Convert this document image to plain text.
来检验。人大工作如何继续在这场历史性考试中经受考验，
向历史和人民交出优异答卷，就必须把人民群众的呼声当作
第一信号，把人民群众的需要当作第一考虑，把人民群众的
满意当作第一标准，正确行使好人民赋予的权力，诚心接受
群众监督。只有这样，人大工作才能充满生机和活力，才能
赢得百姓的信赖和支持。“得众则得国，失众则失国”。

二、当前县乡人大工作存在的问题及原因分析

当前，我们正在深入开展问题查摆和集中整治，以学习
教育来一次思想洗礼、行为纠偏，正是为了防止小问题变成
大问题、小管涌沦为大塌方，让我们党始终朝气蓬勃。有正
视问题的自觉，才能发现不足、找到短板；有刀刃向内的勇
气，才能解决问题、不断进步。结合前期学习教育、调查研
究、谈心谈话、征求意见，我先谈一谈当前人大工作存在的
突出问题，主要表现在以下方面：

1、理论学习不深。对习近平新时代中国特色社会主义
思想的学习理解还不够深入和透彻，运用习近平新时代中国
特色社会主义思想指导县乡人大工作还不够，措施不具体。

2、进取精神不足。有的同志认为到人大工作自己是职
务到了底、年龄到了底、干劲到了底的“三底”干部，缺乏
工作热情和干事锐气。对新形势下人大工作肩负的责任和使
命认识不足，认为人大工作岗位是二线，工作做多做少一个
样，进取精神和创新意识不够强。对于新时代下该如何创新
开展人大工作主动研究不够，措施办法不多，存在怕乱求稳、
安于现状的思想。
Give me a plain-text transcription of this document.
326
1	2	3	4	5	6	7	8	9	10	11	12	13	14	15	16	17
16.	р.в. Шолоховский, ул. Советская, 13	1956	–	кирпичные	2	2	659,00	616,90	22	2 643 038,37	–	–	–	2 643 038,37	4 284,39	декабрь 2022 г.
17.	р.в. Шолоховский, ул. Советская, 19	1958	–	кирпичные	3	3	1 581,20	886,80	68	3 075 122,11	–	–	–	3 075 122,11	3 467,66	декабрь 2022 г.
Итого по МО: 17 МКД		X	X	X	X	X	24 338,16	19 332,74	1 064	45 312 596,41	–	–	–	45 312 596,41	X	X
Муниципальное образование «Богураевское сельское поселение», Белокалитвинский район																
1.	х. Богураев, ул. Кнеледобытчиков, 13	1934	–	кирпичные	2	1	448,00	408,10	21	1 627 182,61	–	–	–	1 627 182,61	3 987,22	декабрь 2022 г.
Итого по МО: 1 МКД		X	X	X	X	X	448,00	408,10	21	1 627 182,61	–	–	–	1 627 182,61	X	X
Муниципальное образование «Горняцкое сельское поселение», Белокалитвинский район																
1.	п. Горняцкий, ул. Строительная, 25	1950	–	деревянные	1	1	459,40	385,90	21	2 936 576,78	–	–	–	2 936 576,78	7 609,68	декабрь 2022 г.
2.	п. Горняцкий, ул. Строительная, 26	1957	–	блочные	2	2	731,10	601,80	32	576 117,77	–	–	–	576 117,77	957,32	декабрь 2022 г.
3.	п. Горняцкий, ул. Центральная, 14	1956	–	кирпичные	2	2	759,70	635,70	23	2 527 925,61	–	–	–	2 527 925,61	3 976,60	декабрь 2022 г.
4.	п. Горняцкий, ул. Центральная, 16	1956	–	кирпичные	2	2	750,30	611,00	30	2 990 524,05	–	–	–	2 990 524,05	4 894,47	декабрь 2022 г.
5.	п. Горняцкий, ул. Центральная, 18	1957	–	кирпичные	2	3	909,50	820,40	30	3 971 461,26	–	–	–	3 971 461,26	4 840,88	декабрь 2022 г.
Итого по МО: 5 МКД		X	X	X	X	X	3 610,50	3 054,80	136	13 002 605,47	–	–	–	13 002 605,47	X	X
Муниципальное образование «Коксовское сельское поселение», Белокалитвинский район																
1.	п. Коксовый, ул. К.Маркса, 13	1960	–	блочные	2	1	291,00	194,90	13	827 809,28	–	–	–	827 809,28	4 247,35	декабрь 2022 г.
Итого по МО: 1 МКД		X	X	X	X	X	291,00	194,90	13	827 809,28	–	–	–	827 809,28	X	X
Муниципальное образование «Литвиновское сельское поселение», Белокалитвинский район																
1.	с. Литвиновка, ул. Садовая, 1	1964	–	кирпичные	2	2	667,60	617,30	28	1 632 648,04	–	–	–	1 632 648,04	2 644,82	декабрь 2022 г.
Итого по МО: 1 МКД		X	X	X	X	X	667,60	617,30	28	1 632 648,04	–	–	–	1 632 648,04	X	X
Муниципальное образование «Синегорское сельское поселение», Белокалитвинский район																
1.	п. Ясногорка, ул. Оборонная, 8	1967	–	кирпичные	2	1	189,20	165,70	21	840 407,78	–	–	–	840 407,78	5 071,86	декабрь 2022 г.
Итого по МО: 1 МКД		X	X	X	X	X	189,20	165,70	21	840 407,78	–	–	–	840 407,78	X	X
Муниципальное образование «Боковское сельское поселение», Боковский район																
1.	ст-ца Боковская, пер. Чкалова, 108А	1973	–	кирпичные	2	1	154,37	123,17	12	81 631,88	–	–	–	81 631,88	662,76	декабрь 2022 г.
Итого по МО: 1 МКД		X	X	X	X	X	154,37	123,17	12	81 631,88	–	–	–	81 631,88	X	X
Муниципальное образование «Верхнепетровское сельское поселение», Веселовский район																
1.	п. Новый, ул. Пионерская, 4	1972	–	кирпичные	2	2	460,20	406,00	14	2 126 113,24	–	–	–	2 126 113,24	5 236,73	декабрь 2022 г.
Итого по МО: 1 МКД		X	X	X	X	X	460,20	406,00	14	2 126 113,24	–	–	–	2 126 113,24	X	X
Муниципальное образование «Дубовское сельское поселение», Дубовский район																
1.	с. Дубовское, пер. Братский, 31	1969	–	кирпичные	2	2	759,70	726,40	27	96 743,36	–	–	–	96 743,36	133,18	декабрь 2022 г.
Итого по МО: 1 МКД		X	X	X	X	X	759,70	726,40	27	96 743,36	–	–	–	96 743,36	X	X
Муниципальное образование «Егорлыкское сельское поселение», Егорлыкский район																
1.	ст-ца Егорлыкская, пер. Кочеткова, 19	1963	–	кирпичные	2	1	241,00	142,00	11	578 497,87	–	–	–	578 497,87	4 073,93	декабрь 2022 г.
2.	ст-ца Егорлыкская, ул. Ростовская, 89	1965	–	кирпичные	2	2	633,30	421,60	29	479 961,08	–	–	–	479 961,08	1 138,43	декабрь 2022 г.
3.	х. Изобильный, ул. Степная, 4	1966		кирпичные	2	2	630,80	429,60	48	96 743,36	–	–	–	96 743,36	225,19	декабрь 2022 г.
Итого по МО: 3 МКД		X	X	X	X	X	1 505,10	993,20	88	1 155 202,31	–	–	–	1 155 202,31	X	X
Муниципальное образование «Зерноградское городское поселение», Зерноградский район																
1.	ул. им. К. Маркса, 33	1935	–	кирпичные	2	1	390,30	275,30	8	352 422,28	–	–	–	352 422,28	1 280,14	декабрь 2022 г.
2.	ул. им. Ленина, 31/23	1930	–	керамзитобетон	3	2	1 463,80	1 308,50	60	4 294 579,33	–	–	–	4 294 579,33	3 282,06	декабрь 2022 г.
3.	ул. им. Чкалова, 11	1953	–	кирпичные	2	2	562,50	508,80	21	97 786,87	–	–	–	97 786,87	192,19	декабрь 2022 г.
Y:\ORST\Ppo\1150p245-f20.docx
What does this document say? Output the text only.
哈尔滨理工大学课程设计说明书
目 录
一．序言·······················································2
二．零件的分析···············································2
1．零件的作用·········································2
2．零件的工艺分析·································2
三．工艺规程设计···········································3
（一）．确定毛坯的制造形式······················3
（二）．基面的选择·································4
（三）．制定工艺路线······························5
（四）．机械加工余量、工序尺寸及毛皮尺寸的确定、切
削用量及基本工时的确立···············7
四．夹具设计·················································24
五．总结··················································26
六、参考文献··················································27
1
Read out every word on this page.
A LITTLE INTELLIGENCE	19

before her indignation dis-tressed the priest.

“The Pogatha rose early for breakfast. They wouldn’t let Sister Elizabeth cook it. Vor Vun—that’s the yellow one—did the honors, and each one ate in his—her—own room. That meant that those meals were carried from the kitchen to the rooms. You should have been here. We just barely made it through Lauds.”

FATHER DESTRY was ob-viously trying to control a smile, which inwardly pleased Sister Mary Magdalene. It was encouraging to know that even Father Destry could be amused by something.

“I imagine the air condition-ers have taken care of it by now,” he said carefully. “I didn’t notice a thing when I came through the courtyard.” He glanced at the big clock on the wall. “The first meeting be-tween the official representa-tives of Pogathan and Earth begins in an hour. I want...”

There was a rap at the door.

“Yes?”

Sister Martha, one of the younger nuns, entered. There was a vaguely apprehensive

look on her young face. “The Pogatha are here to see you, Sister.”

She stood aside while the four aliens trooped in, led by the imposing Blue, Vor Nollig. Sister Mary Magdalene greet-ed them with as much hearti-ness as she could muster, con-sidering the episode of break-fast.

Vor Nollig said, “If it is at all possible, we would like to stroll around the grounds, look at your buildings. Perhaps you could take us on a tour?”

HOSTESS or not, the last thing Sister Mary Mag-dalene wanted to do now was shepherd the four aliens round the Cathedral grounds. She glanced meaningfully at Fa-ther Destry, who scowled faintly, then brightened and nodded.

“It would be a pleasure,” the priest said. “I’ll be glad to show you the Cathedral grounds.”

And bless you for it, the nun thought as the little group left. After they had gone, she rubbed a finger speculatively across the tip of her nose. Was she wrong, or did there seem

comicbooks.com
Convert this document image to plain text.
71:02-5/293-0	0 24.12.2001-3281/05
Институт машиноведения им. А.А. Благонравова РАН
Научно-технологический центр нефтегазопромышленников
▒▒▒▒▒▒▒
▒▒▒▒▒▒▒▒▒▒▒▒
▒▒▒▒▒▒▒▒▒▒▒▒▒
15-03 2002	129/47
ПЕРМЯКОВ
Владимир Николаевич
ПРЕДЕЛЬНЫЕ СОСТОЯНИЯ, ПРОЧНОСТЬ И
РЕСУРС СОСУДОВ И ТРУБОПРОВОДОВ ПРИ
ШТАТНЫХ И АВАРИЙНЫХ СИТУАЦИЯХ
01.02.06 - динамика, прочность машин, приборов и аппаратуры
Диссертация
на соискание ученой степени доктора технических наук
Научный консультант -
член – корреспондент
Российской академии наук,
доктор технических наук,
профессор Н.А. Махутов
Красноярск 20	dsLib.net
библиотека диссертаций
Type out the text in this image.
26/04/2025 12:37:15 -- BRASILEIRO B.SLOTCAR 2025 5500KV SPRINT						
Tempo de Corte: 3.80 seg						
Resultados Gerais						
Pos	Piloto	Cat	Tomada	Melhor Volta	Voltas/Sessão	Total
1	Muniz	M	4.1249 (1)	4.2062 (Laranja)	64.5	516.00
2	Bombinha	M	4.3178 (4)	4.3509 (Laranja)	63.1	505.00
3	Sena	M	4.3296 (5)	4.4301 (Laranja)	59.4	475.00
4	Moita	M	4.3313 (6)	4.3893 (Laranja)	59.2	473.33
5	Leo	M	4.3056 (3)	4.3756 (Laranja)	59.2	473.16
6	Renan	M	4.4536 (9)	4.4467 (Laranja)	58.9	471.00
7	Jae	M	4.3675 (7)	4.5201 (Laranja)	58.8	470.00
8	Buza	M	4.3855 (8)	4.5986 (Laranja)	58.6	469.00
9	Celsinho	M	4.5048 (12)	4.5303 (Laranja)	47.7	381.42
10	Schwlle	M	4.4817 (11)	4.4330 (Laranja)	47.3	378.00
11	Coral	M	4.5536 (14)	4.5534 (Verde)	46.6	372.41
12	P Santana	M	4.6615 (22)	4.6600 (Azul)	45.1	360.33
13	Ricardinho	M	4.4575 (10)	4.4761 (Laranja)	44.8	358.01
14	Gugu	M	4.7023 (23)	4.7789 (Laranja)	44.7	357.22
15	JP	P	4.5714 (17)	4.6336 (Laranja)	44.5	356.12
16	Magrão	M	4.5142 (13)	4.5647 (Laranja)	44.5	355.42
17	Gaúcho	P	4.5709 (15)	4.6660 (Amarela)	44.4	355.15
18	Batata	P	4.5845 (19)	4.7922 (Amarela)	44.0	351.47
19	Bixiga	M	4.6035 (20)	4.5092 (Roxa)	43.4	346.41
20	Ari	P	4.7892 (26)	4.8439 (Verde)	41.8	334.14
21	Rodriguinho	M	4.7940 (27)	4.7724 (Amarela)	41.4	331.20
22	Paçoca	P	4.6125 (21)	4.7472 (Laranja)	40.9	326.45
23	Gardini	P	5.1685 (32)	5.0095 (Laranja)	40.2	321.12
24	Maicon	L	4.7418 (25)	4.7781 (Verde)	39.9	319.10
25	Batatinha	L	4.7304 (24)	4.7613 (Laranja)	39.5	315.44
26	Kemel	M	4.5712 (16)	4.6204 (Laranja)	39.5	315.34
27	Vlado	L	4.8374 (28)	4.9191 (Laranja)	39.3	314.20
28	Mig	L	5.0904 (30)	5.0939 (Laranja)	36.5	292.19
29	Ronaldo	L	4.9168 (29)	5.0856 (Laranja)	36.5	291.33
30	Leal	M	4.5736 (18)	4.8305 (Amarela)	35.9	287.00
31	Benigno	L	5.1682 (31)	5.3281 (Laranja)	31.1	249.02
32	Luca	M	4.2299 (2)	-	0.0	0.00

· · · · ·

Short problem
Copy every line from the entries that contains the word "Чкалова".

The output
1.	ст-ца Боковская, пер. Чкалова, 108А	1973	–	кирпичные	2	1	154,37	123,17	12	81 631,88	–	–	–	81 631,88	662,76	декабрь 2022 г.
3.	ул. им. Чкалова, 11	1953	–	кирпичные	2	2	562,50	508,80	21	97 786,87	–	–	–	97 786,87	192,19	декабрь 2022 г.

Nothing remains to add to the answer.